Answer
(a)
Increasing on $(-\infty, 0)\cup(0, \infty)$
Not decreasing anywhere
(b)
No absolute maximum.
No local maximum.
No absolute minimum.
No local minimum.
Work Step by Step
$f$ is defined everywhere
$f'(x)=\displaystyle \frac{3x^{2}(3x^{2}+1)-x^{3}(6x)}{(3x^{2}+1)^{2}}=\frac{3x^{2}(x^{2}+1)}{(3x^{2}+1)^{2}}$
$f'$ defined everywhere$\qquad$
$f'(x)=0$ for $x=0$: critical point.
$f(0)=0$
Using testpoints in the intervals between critical points,
$f'(-1)=0.375 \gt 0$
$f'(1)=0.375 \gt 0$
Tabular view:
$\begin{array}{l}
f':\\
\\
\\
f:
\end{array} \begin{array}{lllll}
-\infty & & 1 & & \infty\\
( & ++ & | & ++ & )\\
& & & & \\
& \nearrow & 0 & \nearrow & \\
& & & & \\
& & & &
\end{array} $
(a)
Increasing on $(-\infty, 0)\cup(0, \infty)$
Not decreasing anywhere
(b)
No absolute maximum.
No local maximum.
No absolute minimum.
No local minimum.

** Input data **
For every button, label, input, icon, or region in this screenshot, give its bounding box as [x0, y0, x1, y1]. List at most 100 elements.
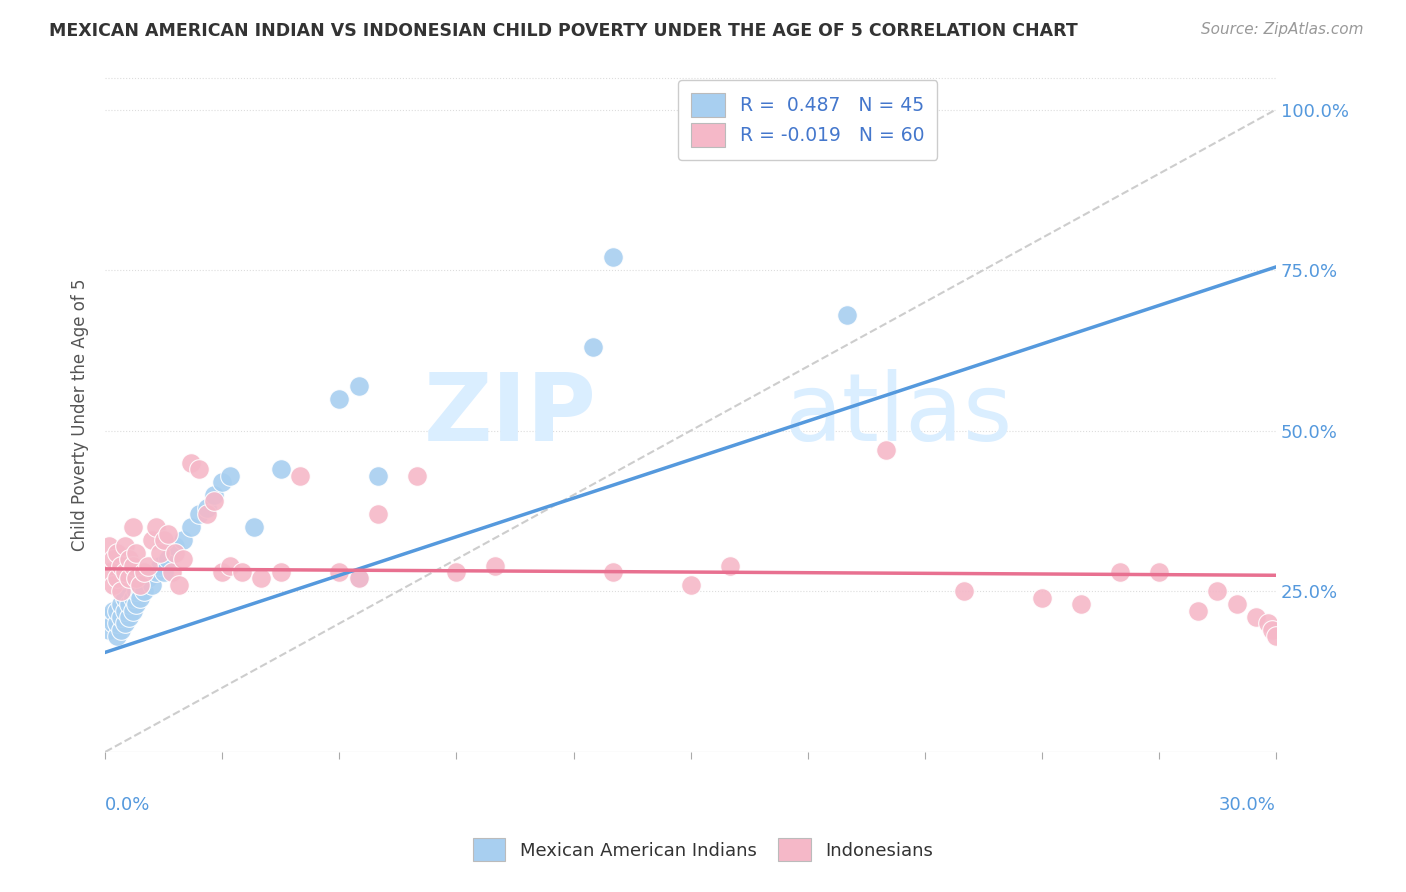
Point	[117, 610, 139, 624]
Point	[121, 591, 143, 605]
Point	[211, 475, 233, 489]
Point	[1108, 565, 1130, 579]
Point	[406, 468, 429, 483]
Point	[145, 520, 167, 534]
Point	[121, 520, 143, 534]
Point	[121, 558, 143, 573]
Point	[129, 578, 152, 592]
Point	[1147, 565, 1170, 579]
Point	[219, 558, 242, 573]
Point	[141, 578, 163, 592]
Point	[1070, 597, 1092, 611]
Point	[160, 565, 183, 579]
Point	[145, 565, 167, 579]
Point	[195, 508, 218, 522]
Point	[110, 584, 132, 599]
Point	[110, 623, 132, 637]
Point	[114, 604, 136, 618]
Point	[1257, 616, 1279, 631]
Point	[98, 565, 121, 579]
Point	[114, 591, 136, 605]
Text: MEXICAN AMERICAN INDIAN VS INDONESIAN CHILD POVERTY UNDER THE AGE OF 5 CORRELATI: MEXICAN AMERICAN INDIAN VS INDONESIAN CH…	[49, 22, 1078, 40]
Point	[134, 584, 156, 599]
Point	[136, 558, 159, 573]
Point	[347, 572, 370, 586]
Point	[152, 565, 174, 579]
Point	[270, 462, 292, 476]
Point	[98, 540, 121, 554]
Point	[149, 546, 172, 560]
Point	[98, 623, 121, 637]
Point	[1261, 623, 1284, 637]
Point	[136, 572, 159, 586]
Y-axis label: Child Poverty Under the Age of 5: Child Poverty Under the Age of 5	[72, 278, 89, 551]
Point	[101, 552, 124, 566]
Point	[602, 565, 624, 579]
Point	[1031, 591, 1053, 605]
Point	[211, 565, 233, 579]
Point	[204, 494, 226, 508]
Point	[242, 520, 264, 534]
Point	[125, 546, 148, 560]
Point	[180, 520, 202, 534]
Point	[98, 610, 121, 624]
Point	[117, 552, 139, 566]
Point	[141, 533, 163, 547]
Point	[446, 565, 468, 579]
Point	[270, 565, 292, 579]
Point	[169, 578, 191, 592]
Point	[328, 392, 350, 406]
Point	[105, 572, 128, 586]
Point	[1265, 629, 1288, 643]
Legend: R =  0.487   N = 45, R = -0.019   N = 60: R = 0.487 N = 45, R = -0.019 N = 60	[678, 80, 938, 161]
Point	[231, 565, 253, 579]
Point	[110, 558, 132, 573]
Point	[125, 572, 148, 586]
Point	[328, 565, 350, 579]
Point	[105, 546, 128, 560]
Point	[114, 616, 136, 631]
Point	[290, 468, 312, 483]
Point	[101, 604, 124, 618]
Text: atlas: atlas	[785, 368, 1012, 460]
Point	[1187, 604, 1209, 618]
Point	[1226, 597, 1249, 611]
Point	[187, 508, 209, 522]
Point	[679, 578, 702, 592]
Point	[105, 604, 128, 618]
Point	[105, 629, 128, 643]
Text: 30.0%: 30.0%	[1219, 796, 1277, 814]
Point	[367, 508, 389, 522]
Point	[204, 488, 226, 502]
Point	[165, 546, 187, 560]
Point	[602, 250, 624, 264]
Point	[250, 572, 273, 586]
Point	[121, 604, 143, 618]
Text: Source: ZipAtlas.com: Source: ZipAtlas.com	[1201, 22, 1364, 37]
Point	[125, 584, 148, 599]
Point	[156, 526, 179, 541]
Point	[101, 578, 124, 592]
Point	[134, 565, 156, 579]
Point	[1206, 584, 1229, 599]
Point	[875, 442, 897, 457]
Point	[114, 540, 136, 554]
Point	[718, 558, 741, 573]
Point	[347, 572, 370, 586]
Point	[110, 597, 132, 611]
Point	[117, 572, 139, 586]
Point	[347, 378, 370, 392]
Point	[172, 552, 194, 566]
Point	[129, 591, 152, 605]
Point	[105, 616, 128, 631]
Legend: Mexican American Indians, Indonesians: Mexican American Indians, Indonesians	[463, 828, 943, 872]
Point	[114, 565, 136, 579]
Point	[129, 578, 152, 592]
Point	[152, 533, 174, 547]
Point	[180, 456, 202, 470]
Point	[195, 500, 218, 515]
Point	[125, 597, 148, 611]
Point	[219, 468, 242, 483]
Point	[149, 558, 172, 573]
Point	[172, 533, 194, 547]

** Exercise set **
a – In the calculus solution, at what value of x does f'(x) equal zero?
b – Gather every line of the listing that contains the word "label".

** Full answers **
a – x = 0

b –
For every button, label, input, icon, or region in this screenshot, give its bounding box as [x0, y0, x1, y1]. List at most 100 elements.
Y-axis label: Child Poverty Under the Age of 5: Child Poverty Under the Age of 5	[72, 278, 89, 551]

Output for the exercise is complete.